**YOUR INSTRUCTIONS**
Return verbatim the run of lines that opens with the line holding "Transcribe this image's" and closes with the last line of the records.

**DATA TO PROCESS**
________
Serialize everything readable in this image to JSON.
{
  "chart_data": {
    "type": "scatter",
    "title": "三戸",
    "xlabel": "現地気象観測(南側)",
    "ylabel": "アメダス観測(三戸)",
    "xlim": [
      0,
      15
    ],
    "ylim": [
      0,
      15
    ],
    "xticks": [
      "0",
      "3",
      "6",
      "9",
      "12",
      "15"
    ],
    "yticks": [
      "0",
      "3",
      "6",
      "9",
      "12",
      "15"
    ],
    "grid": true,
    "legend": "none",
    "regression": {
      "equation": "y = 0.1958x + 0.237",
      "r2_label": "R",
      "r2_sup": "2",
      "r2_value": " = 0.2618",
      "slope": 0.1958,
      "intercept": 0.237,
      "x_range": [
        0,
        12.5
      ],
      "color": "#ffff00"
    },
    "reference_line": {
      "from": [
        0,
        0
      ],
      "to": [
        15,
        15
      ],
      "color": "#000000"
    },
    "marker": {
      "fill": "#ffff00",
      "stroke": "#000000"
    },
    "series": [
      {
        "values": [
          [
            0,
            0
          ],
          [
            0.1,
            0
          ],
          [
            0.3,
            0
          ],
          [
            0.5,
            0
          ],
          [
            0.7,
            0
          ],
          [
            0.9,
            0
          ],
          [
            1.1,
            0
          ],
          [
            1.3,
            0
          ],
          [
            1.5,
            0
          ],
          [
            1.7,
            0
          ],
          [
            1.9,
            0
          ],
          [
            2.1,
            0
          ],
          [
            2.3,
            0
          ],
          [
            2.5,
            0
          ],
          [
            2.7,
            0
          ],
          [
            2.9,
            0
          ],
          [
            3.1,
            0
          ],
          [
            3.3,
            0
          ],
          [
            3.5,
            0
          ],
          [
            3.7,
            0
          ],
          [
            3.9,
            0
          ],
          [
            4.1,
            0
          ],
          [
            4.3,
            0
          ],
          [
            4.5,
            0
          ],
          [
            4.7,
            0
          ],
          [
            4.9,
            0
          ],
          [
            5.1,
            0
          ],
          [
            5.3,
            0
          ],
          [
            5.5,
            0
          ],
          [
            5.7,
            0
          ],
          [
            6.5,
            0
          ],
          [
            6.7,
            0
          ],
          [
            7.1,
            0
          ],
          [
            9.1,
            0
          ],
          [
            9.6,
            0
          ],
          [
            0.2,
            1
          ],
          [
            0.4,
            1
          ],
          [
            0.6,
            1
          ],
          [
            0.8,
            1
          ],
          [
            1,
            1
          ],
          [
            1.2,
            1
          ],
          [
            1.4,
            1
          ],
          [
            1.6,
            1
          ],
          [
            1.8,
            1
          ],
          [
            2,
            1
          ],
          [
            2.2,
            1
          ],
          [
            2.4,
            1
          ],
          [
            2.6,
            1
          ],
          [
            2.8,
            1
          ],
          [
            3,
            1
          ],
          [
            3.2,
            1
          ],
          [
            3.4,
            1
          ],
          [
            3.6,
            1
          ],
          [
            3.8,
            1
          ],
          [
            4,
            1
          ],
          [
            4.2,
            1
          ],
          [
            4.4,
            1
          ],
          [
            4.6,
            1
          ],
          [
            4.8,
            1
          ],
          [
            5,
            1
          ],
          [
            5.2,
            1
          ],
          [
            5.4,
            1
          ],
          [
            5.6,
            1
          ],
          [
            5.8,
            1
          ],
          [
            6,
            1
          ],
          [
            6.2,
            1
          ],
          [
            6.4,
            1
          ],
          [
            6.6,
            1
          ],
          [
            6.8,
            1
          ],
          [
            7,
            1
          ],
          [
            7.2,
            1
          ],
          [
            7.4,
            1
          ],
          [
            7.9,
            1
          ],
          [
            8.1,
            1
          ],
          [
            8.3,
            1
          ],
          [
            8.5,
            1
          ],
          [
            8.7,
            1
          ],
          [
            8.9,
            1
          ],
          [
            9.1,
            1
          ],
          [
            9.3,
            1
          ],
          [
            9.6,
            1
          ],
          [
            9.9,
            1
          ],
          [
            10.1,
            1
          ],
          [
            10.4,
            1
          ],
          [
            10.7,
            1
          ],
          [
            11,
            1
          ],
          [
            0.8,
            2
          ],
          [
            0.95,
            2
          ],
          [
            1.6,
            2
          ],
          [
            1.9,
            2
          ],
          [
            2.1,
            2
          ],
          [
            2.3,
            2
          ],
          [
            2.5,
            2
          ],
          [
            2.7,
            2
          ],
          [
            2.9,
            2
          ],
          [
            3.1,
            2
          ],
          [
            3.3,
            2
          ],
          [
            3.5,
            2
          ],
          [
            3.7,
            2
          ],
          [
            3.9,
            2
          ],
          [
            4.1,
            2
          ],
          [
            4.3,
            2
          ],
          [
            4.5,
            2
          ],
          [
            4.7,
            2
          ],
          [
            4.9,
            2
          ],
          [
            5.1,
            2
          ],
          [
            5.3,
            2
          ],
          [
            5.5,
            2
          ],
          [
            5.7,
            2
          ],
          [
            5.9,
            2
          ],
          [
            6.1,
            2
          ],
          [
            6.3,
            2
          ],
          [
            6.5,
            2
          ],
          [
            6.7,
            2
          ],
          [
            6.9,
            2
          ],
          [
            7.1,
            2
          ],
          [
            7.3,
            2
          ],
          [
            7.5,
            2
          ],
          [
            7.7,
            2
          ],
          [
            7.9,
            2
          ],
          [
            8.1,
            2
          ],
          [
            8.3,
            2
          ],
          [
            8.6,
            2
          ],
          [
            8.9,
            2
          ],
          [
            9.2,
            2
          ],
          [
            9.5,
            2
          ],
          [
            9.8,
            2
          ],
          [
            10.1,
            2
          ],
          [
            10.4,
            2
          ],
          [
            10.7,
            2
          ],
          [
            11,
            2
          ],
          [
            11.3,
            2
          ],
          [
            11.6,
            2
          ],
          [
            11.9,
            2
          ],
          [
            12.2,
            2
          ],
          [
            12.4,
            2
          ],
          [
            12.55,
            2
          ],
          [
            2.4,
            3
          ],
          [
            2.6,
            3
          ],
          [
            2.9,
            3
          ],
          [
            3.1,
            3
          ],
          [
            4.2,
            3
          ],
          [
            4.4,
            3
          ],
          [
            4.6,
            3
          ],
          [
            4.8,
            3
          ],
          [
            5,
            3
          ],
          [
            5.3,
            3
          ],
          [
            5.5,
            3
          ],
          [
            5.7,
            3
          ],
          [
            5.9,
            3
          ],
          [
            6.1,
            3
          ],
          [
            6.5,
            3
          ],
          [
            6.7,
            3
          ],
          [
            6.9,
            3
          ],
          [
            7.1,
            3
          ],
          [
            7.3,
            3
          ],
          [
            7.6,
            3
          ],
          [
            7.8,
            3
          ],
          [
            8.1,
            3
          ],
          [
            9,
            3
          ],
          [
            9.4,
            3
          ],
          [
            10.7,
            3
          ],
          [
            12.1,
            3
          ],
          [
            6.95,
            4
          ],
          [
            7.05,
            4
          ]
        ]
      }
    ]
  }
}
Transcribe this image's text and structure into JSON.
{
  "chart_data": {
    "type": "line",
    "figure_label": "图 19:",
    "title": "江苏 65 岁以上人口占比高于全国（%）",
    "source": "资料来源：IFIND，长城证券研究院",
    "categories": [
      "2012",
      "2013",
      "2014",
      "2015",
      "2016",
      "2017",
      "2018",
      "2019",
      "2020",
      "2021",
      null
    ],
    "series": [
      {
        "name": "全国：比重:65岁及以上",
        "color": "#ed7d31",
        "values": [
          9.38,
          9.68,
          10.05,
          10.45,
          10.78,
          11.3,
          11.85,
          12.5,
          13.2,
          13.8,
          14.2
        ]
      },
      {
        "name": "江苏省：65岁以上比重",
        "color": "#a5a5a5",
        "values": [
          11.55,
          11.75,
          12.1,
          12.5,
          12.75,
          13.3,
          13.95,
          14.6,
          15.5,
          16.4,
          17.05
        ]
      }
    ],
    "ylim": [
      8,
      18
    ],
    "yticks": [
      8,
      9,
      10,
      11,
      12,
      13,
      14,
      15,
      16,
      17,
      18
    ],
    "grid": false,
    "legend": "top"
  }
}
________
**REPLY**
Transcribe this image's text and structure into JSON.
{
  "chart_data": {
    "type": "line",
    "figure_label": "图 19:",
    "title": "江苏 65 岁以上人口占比高于全国（%）",
    "source": "资料来源：IFIND，长城证券研究院",
    "categories": [
      "2012",
      "2013",
      "2014",
      "2015",
      "2016",
      "2017",
      "2018",
      "2019",
      "2020",
      "2021",
      null
    ],
    "series": [
      {
        "name": "全国：比重:65岁及以上",
        "color": "#ed7d31",
        "values": [
          9.38,
          9.68,
          10.05,
          10.45,
          10.78,
          11.3,
          11.85,
          12.5,
          13.2,
          13.8,
          14.2
        ]
      },
      {
        "name": "江苏省：65岁以上比重",
        "color": "#a5a5a5",
        "values": [
          11.55,
          11.75,
          12.1,
          12.5,
          12.75,
          13.3,
          13.95,
          14.6,
          15.5,
          16.4,
          17.05
        ]
      }
    ],
    "ylim": [
      8,
      18
    ],
    "yticks": [
      8,
      9,
      10,
      11,
      12,
      13,
      14,
      15,
      16,
      17,
      18
    ],
    "grid": false,
    "legend": "top"
  }
}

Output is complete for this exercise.